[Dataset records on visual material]
---

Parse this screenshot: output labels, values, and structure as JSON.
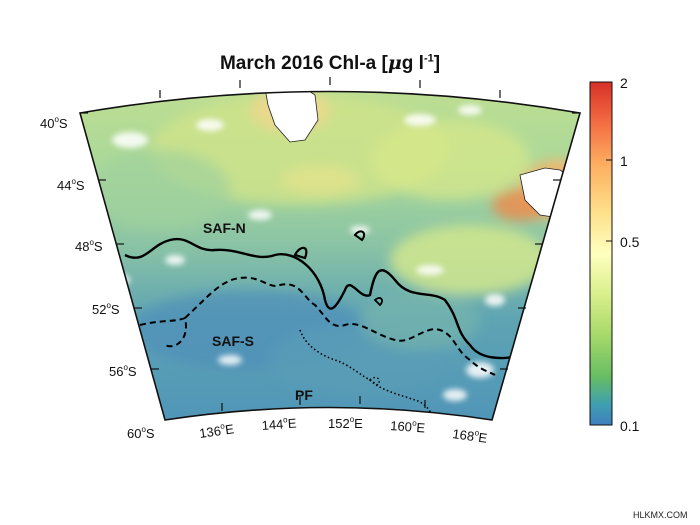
{
  "title": {
    "prefix": "March 2016 Chl-a [",
    "mu": "μ",
    "g": "g l",
    "exponent": "-1",
    "suffix": "]"
  },
  "map": {
    "projection": "conic",
    "lat_labels": [
      {
        "deg": "40",
        "hem": "S"
      },
      {
        "deg": "44",
        "hem": "S"
      },
      {
        "deg": "48",
        "hem": "S"
      },
      {
        "deg": "52",
        "hem": "S"
      },
      {
        "deg": "56",
        "hem": "S"
      },
      {
        "deg": "60",
        "hem": "S"
      }
    ],
    "lon_labels": [
      {
        "deg": "136",
        "hem": "E"
      },
      {
        "deg": "144",
        "hem": "E"
      },
      {
        "deg": "152",
        "hem": "E"
      },
      {
        "deg": "160",
        "hem": "E"
      },
      {
        "deg": "168",
        "hem": "E"
      }
    ],
    "fronts": [
      {
        "label": "SAF-N",
        "style": "solid"
      },
      {
        "label": "SAF-S",
        "style": "dashed"
      },
      {
        "label": "PF",
        "style": "dotted"
      }
    ],
    "land_labels": [],
    "colors": {
      "low": "#3f7fbf",
      "mid": "#e8f08c",
      "high": "#d73027",
      "land": "#ffffff",
      "front_line": "#000000"
    }
  },
  "colorbar": {
    "scale": "log",
    "ticks": [
      "2",
      "1",
      "0.5",
      "0.1"
    ],
    "colormap": [
      "#d73027",
      "#f46d43",
      "#fdae61",
      "#fee08b",
      "#ffffbf",
      "#d9ef8b",
      "#a6d96a",
      "#66bd63",
      "#3f9fb0",
      "#3f7fbf"
    ]
  },
  "watermark": "HLKMX.COM"
}
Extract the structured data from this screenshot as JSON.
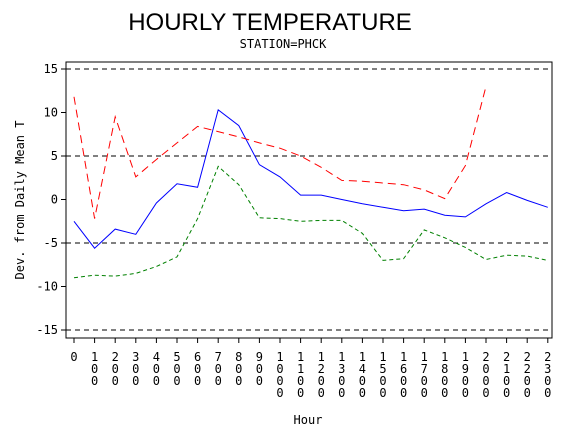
{
  "chart_data": {
    "type": "line",
    "title": "HOURLY TEMPERATURE",
    "subtitle": "STATION=PHCK",
    "xlabel": "Hour",
    "ylabel": "Dev. from Daily Mean T",
    "ylim": [
      -15,
      15
    ],
    "yticks": [
      "15",
      "10",
      "5",
      "0",
      "-5",
      "-10",
      "-15"
    ],
    "reference_lines": [
      15,
      5,
      -5,
      -15
    ],
    "x": [
      0,
      100,
      200,
      300,
      400,
      500,
      600,
      700,
      800,
      900,
      1000,
      1100,
      1200,
      1300,
      1400,
      1500,
      1600,
      1700,
      1800,
      1900,
      2000,
      2100,
      2200,
      2300
    ],
    "xticklabels": [
      "0",
      "100",
      "200",
      "300",
      "400",
      "500",
      "600",
      "700",
      "800",
      "900",
      "1000",
      "1100",
      "1200",
      "1300",
      "1400",
      "1500",
      "1600",
      "1700",
      "1800",
      "1900",
      "2000",
      "2100",
      "2200",
      "2300"
    ],
    "series": [
      {
        "color": "#0000ff",
        "dash": "solid",
        "values": [
          -2.5,
          -5.6,
          -3.4,
          -4.0,
          -0.4,
          1.8,
          1.4,
          10.3,
          8.5,
          4.0,
          2.6,
          0.5,
          0.5,
          0.0,
          -0.5,
          -0.9,
          -1.3,
          -1.1,
          -1.8,
          -2.0,
          -0.5,
          0.8,
          -0.1,
          -0.9
        ]
      },
      {
        "color": "#ff0000",
        "dash": "long",
        "values": [
          11.8,
          -2.2,
          9.5,
          2.6,
          4.6,
          6.5,
          8.4,
          7.8,
          7.2,
          6.5,
          5.9,
          5.0,
          3.7,
          2.2,
          2.1,
          1.9,
          1.7,
          1.1,
          0.1,
          3.9,
          13.0,
          null,
          null,
          null
        ]
      },
      {
        "color": "#008000",
        "dash": "short",
        "values": [
          -9.0,
          -8.7,
          -8.8,
          -8.5,
          -7.7,
          -6.6,
          -2.2,
          3.8,
          1.7,
          -2.1,
          -2.2,
          -2.5,
          -2.4,
          -2.4,
          -3.9,
          -7.0,
          -6.8,
          -3.5,
          -4.4,
          -5.5,
          -6.9,
          -6.4,
          -6.5,
          -7.0
        ]
      }
    ],
    "grid": false,
    "legend": "none"
  }
}
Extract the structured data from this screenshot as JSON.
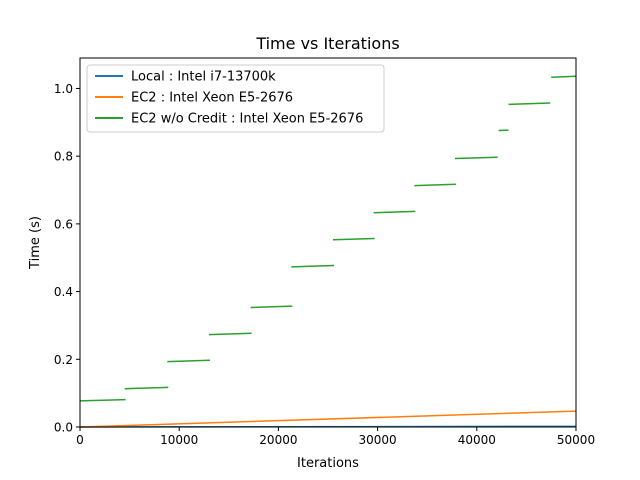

---

Repeat the listing verbatim. Skip the pictures.

Parse this screenshot: output labels, values, and structure as JSON.
{
  "title": {
    "prefix": "March 2016 Chl-a [",
    "mu": "μ",
    "g": "g l",
    "exponent": "-1",
    "suffix": "]"
  },
  "map": {
    "projection": "conic",
    "lat_labels": [
      {
        "deg": "40",
        "hem": "S"
      },
      {
        "deg": "44",
        "hem": "S"
      },
      {
        "deg": "48",
        "hem": "S"
      },
      {
        "deg": "52",
        "hem": "S"
      },
      {
        "deg": "56",
        "hem": "S"
      },
      {
        "deg": "60",
        "hem": "S"
      }
    ],
    "lon_labels": [
      {
        "deg": "136",
        "hem": "E"
      },
      {
        "deg": "144",
        "hem": "E"
      },
      {
        "deg": "152",
        "hem": "E"
      },
      {
        "deg": "160",
        "hem": "E"
      },
      {
        "deg": "168",
        "hem": "E"
      }
    ],
    "fronts": [
      {
        "label": "SAF-N",
        "style": "solid"
      },
      {
        "label": "SAF-S",
        "style": "dashed"
      },
      {
        "label": "PF",
        "style": "dotted"
      }
    ],
    "land_labels": [],
    "colors": {
      "low": "#3f7fbf",
      "mid": "#e8f08c",
      "high": "#d73027",
      "land": "#ffffff",
      "front_line": "#000000"
    }
  },
  "colorbar": {
    "scale": "log",
    "ticks": [
      "2",
      "1",
      "0.5",
      "0.1"
    ],
    "colormap": [
      "#d73027",
      "#f46d43",
      "#fdae61",
      "#fee08b",
      "#ffffbf",
      "#d9ef8b",
      "#a6d96a",
      "#66bd63",
      "#3f9fb0",
      "#3f7fbf"
    ]
  },
  "watermark": "HLKMX.COM"
}
Extract the structured data from this screenshot as JSON.
{
  "chart_data": {
    "type": "line",
    "title": "HOURLY TEMPERATURE",
    "subtitle": "STATION=PHCK",
    "xlabel": "Hour",
    "ylabel": "Dev. from Daily Mean T",
    "ylim": [
      -15,
      15
    ],
    "yticks": [
      "15",
      "10",
      "5",
      "0",
      "-5",
      "-10",
      "-15"
    ],
    "reference_lines": [
      15,
      5,
      -5,
      -15
    ],
    "x": [
      0,
      100,
      200,
      300,
      400,
      500,
      600,
      700,
      800,
      900,
      1000,
      1100,
      1200,
      1300,
      1400,
      1500,
      1600,
      1700,
      1800,
      1900,
      2000,
      2100,
      2200,
      2300
    ],
    "xticklabels": [
      "0",
      "100",
      "200",
      "300",
      "400",
      "500",
      "600",
      "700",
      "800",
      "900",
      "1000",
      "1100",
      "1200",
      "1300",
      "1400",
      "1500",
      "1600",
      "1700",
      "1800",
      "1900",
      "2000",
      "2100",
      "2200",
      "2300"
    ],
    "series": [
      {
        "color": "#0000ff",
        "dash": "solid",
        "values": [
          -2.5,
          -5.6,
          -3.4,
          -4.0,
          -0.4,
          1.8,
          1.4,
          10.3,
          8.5,
          4.0,
          2.6,
          0.5,
          0.5,
          0.0,
          -0.5,
          -0.9,
          -1.3,
          -1.1,
          -1.8,
          -2.0,
          -0.5,
          0.8,
          -0.1,
          -0.9
        ]
      },
      {
        "color": "#ff0000",
        "dash": "long",
        "values": [
          11.8,
          -2.2,
          9.5,
          2.6,
          4.6,
          6.5,
          8.4,
          7.8,
          7.2,
          6.5,
          5.9,
          5.0,
          3.7,
          2.2,
          2.1,
          1.9,
          1.7,
          1.1,
          0.1,
          3.9,
          13.0,
          null,
          null,
          null
        ]
      },
      {
        "color": "#008000",
        "dash": "short",
        "values": [
          -9.0,
          -8.7,
          -8.8,
          -8.5,
          -7.7,
          -6.6,
          -2.2,
          3.8,
          1.7,
          -2.1,
          -2.2,
          -2.5,
          -2.4,
          -2.4,
          -3.9,
          -7.0,
          -6.8,
          -3.5,
          -4.4,
          -5.5,
          -6.9,
          -6.4,
          -6.5,
          -7.0
        ]
      }
    ],
    "grid": false,
    "legend": "none"
  }
}
Extract the structured data from this screenshot as JSON.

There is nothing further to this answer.